Requirements: In the entries below, find every line with "have" and copy it.

Information shown:
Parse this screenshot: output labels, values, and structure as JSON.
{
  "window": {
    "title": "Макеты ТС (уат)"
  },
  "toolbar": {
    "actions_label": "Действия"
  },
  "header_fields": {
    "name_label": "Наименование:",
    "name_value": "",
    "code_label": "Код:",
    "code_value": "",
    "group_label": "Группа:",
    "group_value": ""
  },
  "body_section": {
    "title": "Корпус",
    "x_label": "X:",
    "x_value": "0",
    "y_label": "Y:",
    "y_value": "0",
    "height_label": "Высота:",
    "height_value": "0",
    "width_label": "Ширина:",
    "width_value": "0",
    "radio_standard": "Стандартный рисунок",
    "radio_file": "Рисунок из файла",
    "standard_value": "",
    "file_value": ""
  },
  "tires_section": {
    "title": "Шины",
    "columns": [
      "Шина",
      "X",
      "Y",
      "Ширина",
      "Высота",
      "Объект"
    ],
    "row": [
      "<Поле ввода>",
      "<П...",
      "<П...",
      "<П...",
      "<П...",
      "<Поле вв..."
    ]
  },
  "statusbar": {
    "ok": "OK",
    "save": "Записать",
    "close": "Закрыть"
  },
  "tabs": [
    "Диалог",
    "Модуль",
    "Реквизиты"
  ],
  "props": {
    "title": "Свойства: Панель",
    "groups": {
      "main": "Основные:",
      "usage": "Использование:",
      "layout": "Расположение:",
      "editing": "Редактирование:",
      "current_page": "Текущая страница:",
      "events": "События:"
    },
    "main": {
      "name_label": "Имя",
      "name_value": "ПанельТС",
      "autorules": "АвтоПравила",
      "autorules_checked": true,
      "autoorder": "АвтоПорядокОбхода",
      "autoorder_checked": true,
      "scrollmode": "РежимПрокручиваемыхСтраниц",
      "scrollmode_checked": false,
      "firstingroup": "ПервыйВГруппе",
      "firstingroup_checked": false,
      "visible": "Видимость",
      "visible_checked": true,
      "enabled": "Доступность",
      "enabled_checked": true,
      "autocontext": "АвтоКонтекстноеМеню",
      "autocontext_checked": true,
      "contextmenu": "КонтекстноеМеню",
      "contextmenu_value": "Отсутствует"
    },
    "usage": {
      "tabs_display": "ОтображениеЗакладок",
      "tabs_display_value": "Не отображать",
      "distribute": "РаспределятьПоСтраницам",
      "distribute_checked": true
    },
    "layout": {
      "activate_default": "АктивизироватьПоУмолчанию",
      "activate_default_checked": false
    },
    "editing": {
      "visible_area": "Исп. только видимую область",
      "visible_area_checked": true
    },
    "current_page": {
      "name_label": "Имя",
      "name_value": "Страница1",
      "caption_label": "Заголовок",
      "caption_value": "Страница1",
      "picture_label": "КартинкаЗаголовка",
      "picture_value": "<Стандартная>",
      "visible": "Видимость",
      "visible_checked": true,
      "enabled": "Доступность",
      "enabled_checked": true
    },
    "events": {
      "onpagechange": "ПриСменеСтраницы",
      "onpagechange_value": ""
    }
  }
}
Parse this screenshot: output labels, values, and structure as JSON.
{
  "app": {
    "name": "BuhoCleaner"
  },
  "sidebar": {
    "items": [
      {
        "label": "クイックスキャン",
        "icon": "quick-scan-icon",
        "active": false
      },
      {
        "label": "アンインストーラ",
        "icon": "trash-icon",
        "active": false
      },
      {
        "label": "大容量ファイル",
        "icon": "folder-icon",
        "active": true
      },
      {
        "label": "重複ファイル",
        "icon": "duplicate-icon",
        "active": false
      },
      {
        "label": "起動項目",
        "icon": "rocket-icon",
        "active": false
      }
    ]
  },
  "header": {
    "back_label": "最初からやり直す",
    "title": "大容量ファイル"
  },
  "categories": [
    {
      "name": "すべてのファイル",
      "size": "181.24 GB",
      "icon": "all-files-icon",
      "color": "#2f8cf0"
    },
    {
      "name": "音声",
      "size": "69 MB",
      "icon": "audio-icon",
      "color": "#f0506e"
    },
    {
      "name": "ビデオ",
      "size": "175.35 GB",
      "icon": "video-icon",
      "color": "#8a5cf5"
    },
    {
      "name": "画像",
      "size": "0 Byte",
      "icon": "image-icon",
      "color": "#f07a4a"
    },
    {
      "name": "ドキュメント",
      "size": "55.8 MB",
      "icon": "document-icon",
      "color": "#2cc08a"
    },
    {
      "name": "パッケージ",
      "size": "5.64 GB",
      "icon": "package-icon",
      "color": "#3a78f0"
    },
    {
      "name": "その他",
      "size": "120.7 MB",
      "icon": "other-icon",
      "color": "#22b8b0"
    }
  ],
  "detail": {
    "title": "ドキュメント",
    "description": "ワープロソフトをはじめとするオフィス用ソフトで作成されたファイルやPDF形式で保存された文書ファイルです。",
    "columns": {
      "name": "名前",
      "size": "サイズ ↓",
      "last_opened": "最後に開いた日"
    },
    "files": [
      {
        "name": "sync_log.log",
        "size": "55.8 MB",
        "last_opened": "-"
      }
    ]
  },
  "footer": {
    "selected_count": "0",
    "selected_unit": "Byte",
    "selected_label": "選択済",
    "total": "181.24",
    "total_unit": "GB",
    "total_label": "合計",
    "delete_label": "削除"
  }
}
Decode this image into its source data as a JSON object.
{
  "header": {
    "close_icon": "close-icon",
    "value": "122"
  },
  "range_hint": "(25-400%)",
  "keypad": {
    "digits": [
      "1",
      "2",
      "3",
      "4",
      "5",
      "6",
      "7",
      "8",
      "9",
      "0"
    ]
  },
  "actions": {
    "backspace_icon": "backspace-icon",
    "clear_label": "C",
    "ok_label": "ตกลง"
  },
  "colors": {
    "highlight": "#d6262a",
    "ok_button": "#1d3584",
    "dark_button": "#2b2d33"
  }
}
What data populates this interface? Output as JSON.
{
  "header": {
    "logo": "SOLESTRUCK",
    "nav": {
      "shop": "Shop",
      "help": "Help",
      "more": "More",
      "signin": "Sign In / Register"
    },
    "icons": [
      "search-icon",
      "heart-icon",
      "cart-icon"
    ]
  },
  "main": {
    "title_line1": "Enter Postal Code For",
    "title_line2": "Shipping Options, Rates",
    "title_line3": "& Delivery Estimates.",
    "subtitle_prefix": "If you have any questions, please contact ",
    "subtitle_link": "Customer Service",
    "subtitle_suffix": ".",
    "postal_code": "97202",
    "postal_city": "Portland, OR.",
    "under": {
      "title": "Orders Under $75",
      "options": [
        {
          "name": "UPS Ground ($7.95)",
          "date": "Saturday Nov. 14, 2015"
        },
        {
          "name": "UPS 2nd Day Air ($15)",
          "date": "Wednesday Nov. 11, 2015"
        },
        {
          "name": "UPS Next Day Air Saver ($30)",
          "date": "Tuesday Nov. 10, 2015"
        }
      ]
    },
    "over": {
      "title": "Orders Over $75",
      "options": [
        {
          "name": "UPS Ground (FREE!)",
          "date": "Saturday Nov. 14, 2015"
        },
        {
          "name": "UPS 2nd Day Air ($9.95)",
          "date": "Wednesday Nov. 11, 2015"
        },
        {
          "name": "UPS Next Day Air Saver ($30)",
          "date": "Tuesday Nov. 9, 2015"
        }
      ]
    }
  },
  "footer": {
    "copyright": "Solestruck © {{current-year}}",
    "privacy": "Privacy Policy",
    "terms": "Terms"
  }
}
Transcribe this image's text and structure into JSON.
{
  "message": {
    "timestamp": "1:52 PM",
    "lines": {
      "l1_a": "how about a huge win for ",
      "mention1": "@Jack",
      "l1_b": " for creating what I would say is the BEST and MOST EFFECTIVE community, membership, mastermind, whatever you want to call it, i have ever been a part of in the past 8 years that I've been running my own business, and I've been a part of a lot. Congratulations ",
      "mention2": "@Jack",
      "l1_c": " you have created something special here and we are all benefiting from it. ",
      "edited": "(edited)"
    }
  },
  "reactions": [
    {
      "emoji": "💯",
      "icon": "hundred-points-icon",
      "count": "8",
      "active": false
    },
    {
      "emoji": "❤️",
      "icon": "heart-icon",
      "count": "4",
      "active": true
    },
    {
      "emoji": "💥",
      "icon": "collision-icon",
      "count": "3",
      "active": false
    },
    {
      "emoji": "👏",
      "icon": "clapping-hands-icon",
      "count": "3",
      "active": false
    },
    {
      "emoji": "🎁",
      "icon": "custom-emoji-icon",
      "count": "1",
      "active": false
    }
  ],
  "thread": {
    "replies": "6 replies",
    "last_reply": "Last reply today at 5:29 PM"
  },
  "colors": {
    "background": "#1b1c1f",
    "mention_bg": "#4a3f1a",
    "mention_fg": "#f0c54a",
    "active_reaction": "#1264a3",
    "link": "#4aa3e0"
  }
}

Right answer:
    "subtitle_prefix": "If you have any questions, please contact ",
      "l1_b": " for creating what I would say is the BEST and MOST EFFECTIVE community, membership, mastermind, whatever you want to call it, i have ever been a part of in the past 8 years that I've been running my own business, and I've been a part of a lot. Congratulations ",
      "l1_c": " you have created something special here and we are all benefiting from it. ",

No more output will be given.